— Start RECORD SET —

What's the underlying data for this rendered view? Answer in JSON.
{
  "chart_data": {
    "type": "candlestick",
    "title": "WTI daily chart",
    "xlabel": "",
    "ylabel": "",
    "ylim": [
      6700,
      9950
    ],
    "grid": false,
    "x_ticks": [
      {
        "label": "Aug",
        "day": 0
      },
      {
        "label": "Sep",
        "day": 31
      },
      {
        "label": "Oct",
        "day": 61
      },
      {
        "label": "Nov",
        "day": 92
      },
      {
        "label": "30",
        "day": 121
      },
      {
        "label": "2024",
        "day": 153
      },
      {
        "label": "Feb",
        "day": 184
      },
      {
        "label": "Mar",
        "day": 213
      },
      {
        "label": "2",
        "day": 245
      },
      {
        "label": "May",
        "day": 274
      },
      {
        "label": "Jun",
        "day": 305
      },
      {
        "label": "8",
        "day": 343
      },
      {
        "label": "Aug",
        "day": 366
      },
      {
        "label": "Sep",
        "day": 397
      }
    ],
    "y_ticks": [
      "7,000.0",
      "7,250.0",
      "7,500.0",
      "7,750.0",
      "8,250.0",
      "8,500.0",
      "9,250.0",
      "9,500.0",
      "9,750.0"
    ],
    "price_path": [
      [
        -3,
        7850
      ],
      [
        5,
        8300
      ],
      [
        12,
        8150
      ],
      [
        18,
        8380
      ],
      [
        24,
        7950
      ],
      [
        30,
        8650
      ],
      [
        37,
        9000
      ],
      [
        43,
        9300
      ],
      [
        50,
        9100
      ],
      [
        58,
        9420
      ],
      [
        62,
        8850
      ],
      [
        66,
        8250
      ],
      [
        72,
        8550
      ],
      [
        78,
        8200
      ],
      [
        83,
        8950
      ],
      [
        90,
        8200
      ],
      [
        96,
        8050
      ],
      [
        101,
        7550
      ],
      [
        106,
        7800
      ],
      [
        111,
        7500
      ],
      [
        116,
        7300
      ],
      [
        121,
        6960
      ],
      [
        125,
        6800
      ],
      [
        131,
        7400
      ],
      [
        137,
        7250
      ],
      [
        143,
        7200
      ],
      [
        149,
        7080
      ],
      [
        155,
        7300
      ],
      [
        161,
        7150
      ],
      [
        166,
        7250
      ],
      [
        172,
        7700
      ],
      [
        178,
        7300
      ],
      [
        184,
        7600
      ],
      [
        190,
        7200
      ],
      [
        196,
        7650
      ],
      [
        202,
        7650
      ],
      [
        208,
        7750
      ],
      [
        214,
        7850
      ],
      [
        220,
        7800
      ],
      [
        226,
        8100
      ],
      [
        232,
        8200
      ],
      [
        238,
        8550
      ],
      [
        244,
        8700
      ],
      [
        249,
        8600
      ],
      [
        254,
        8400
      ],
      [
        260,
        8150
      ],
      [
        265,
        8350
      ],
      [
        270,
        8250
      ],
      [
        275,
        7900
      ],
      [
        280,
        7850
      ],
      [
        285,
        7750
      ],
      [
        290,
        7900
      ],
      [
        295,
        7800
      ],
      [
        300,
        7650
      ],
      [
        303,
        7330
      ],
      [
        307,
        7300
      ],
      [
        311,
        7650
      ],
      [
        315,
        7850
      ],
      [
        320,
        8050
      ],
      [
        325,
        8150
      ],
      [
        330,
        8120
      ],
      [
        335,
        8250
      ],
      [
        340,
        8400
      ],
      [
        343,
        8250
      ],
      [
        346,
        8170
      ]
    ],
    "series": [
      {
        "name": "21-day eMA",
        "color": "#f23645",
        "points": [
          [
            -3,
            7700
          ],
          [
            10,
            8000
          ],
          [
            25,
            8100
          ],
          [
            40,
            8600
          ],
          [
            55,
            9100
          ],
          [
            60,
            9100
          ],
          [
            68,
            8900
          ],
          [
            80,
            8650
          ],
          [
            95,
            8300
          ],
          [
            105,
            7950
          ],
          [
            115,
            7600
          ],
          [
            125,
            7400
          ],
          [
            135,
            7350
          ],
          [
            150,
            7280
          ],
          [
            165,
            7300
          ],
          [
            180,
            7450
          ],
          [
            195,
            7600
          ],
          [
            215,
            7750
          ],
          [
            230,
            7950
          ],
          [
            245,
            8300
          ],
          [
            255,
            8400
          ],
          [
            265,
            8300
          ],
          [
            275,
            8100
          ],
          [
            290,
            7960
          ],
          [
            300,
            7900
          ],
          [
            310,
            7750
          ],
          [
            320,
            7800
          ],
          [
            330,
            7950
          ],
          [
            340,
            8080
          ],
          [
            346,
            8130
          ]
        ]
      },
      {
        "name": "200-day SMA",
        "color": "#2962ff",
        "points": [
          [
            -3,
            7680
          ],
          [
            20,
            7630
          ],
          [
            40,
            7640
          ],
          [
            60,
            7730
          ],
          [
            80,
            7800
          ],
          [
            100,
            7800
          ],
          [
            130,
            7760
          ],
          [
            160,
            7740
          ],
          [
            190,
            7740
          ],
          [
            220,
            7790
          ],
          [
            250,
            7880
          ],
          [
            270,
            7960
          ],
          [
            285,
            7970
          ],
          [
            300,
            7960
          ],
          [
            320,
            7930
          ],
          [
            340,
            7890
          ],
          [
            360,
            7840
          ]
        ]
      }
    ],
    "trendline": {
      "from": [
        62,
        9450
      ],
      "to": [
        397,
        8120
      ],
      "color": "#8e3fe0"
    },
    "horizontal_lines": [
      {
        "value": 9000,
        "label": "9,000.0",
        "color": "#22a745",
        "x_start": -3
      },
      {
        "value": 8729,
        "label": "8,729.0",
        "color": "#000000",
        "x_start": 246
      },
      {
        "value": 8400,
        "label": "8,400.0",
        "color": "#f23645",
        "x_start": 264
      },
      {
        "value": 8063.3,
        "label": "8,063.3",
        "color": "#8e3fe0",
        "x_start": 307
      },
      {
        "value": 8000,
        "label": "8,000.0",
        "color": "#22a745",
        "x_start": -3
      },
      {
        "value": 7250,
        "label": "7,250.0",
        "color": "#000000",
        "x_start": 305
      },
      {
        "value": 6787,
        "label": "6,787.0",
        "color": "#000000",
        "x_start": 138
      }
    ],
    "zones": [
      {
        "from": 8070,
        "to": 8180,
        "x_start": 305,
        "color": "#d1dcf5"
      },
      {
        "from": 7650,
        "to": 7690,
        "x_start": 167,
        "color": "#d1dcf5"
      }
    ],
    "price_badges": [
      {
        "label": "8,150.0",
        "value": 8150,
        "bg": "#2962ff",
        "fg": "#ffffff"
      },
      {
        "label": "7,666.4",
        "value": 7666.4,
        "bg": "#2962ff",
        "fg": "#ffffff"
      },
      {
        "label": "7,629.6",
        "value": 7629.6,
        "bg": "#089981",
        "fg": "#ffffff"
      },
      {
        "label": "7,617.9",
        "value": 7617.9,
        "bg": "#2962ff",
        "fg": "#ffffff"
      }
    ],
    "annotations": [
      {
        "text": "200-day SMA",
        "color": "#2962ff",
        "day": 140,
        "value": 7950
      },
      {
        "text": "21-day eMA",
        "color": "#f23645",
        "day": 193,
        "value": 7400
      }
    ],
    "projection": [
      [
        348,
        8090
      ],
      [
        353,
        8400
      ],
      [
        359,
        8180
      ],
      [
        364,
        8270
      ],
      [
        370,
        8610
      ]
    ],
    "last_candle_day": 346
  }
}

— End RECORD SET —

EXERCISE AIM >> All of the data needs to be printed once more, exactly.

RESPONSE TO THIS TASK >>
What's the underlying data for this rendered view? Answer in JSON.
{
  "chart_data": {
    "type": "candlestick",
    "title": "WTI daily chart",
    "xlabel": "",
    "ylabel": "",
    "ylim": [
      6700,
      9950
    ],
    "grid": false,
    "x_ticks": [
      {
        "label": "Aug",
        "day": 0
      },
      {
        "label": "Sep",
        "day": 31
      },
      {
        "label": "Oct",
        "day": 61
      },
      {
        "label": "Nov",
        "day": 92
      },
      {
        "label": "30",
        "day": 121
      },
      {
        "label": "2024",
        "day": 153
      },
      {
        "label": "Feb",
        "day": 184
      },
      {
        "label": "Mar",
        "day": 213
      },
      {
        "label": "2",
        "day": 245
      },
      {
        "label": "May",
        "day": 274
      },
      {
        "label": "Jun",
        "day": 305
      },
      {
        "label": "8",
        "day": 343
      },
      {
        "label": "Aug",
        "day": 366
      },
      {
        "label": "Sep",
        "day": 397
      }
    ],
    "y_ticks": [
      "7,000.0",
      "7,250.0",
      "7,500.0",
      "7,750.0",
      "8,250.0",
      "8,500.0",
      "9,250.0",
      "9,500.0",
      "9,750.0"
    ],
    "price_path": [
      [
        -3,
        7850
      ],
      [
        5,
        8300
      ],
      [
        12,
        8150
      ],
      [
        18,
        8380
      ],
      [
        24,
        7950
      ],
      [
        30,
        8650
      ],
      [
        37,
        9000
      ],
      [
        43,
        9300
      ],
      [
        50,
        9100
      ],
      [
        58,
        9420
      ],
      [
        62,
        8850
      ],
      [
        66,
        8250
      ],
      [
        72,
        8550
      ],
      [
        78,
        8200
      ],
      [
        83,
        8950
      ],
      [
        90,
        8200
      ],
      [
        96,
        8050
      ],
      [
        101,
        7550
      ],
      [
        106,
        7800
      ],
      [
        111,
        7500
      ],
      [
        116,
        7300
      ],
      [
        121,
        6960
      ],
      [
        125,
        6800
      ],
      [
        131,
        7400
      ],
      [
        137,
        7250
      ],
      [
        143,
        7200
      ],
      [
        149,
        7080
      ],
      [
        155,
        7300
      ],
      [
        161,
        7150
      ],
      [
        166,
        7250
      ],
      [
        172,
        7700
      ],
      [
        178,
        7300
      ],
      [
        184,
        7600
      ],
      [
        190,
        7200
      ],
      [
        196,
        7650
      ],
      [
        202,
        7650
      ],
      [
        208,
        7750
      ],
      [
        214,
        7850
      ],
      [
        220,
        7800
      ],
      [
        226,
        8100
      ],
      [
        232,
        8200
      ],
      [
        238,
        8550
      ],
      [
        244,
        8700
      ],
      [
        249,
        8600
      ],
      [
        254,
        8400
      ],
      [
        260,
        8150
      ],
      [
        265,
        8350
      ],
      [
        270,
        8250
      ],
      [
        275,
        7900
      ],
      [
        280,
        7850
      ],
      [
        285,
        7750
      ],
      [
        290,
        7900
      ],
      [
        295,
        7800
      ],
      [
        300,
        7650
      ],
      [
        303,
        7330
      ],
      [
        307,
        7300
      ],
      [
        311,
        7650
      ],
      [
        315,
        7850
      ],
      [
        320,
        8050
      ],
      [
        325,
        8150
      ],
      [
        330,
        8120
      ],
      [
        335,
        8250
      ],
      [
        340,
        8400
      ],
      [
        343,
        8250
      ],
      [
        346,
        8170
      ]
    ],
    "series": [
      {
        "name": "21-day eMA",
        "color": "#f23645",
        "points": [
          [
            -3,
            7700
          ],
          [
            10,
            8000
          ],
          [
            25,
            8100
          ],
          [
            40,
            8600
          ],
          [
            55,
            9100
          ],
          [
            60,
            9100
          ],
          [
            68,
            8900
          ],
          [
            80,
            8650
          ],
          [
            95,
            8300
          ],
          [
            105,
            7950
          ],
          [
            115,
            7600
          ],
          [
            125,
            7400
          ],
          [
            135,
            7350
          ],
          [
            150,
            7280
          ],
          [
            165,
            7300
          ],
          [
            180,
            7450
          ],
          [
            195,
            7600
          ],
          [
            215,
            7750
          ],
          [
            230,
            7950
          ],
          [
            245,
            8300
          ],
          [
            255,
            8400
          ],
          [
            265,
            8300
          ],
          [
            275,
            8100
          ],
          [
            290,
            7960
          ],
          [
            300,
            7900
          ],
          [
            310,
            7750
          ],
          [
            320,
            7800
          ],
          [
            330,
            7950
          ],
          [
            340,
            8080
          ],
          [
            346,
            8130
          ]
        ]
      },
      {
        "name": "200-day SMA",
        "color": "#2962ff",
        "points": [
          [
            -3,
            7680
          ],
          [
            20,
            7630
          ],
          [
            40,
            7640
          ],
          [
            60,
            7730
          ],
          [
            80,
            7800
          ],
          [
            100,
            7800
          ],
          [
            130,
            7760
          ],
          [
            160,
            7740
          ],
          [
            190,
            7740
          ],
          [
            220,
            7790
          ],
          [
            250,
            7880
          ],
          [
            270,
            7960
          ],
          [
            285,
            7970
          ],
          [
            300,
            7960
          ],
          [
            320,
            7930
          ],
          [
            340,
            7890
          ],
          [
            360,
            7840
          ]
        ]
      }
    ],
    "trendline": {
      "from": [
        62,
        9450
      ],
      "to": [
        397,
        8120
      ],
      "color": "#8e3fe0"
    },
    "horizontal_lines": [
      {
        "value": 9000,
        "label": "9,000.0",
        "color": "#22a745",
        "x_start": -3
      },
      {
        "value": 8729,
        "label": "8,729.0",
        "color": "#000000",
        "x_start": 246
      },
      {
        "value": 8400,
        "label": "8,400.0",
        "color": "#f23645",
        "x_start": 264
      },
      {
        "value": 8063.3,
        "label": "8,063.3",
        "color": "#8e3fe0",
        "x_start": 307
      },
      {
        "value": 8000,
        "label": "8,000.0",
        "color": "#22a745",
        "x_start": -3
      },
      {
        "value": 7250,
        "label": "7,250.0",
        "color": "#000000",
        "x_start": 305
      },
      {
        "value": 6787,
        "label": "6,787.0",
        "color": "#000000",
        "x_start": 138
      }
    ],
    "zones": [
      {
        "from": 8070,
        "to": 8180,
        "x_start": 305,
        "color": "#d1dcf5"
      },
      {
        "from": 7650,
        "to": 7690,
        "x_start": 167,
        "color": "#d1dcf5"
      }
    ],
    "price_badges": [
      {
        "label": "8,150.0",
        "value": 8150,
        "bg": "#2962ff",
        "fg": "#ffffff"
      },
      {
        "label": "7,666.4",
        "value": 7666.4,
        "bg": "#2962ff",
        "fg": "#ffffff"
      },
      {
        "label": "7,629.6",
        "value": 7629.6,
        "bg": "#089981",
        "fg": "#ffffff"
      },
      {
        "label": "7,617.9",
        "value": 7617.9,
        "bg": "#2962ff",
        "fg": "#ffffff"
      }
    ],
    "annotations": [
      {
        "text": "200-day SMA",
        "color": "#2962ff",
        "day": 140,
        "value": 7950
      },
      {
        "text": "21-day eMA",
        "color": "#f23645",
        "day": 193,
        "value": 7400
      }
    ],
    "projection": [
      [
        348,
        8090
      ],
      [
        353,
        8400
      ],
      [
        359,
        8180
      ],
      [
        364,
        8270
      ],
      [
        370,
        8610
      ]
    ],
    "last_candle_day": 346
  }
}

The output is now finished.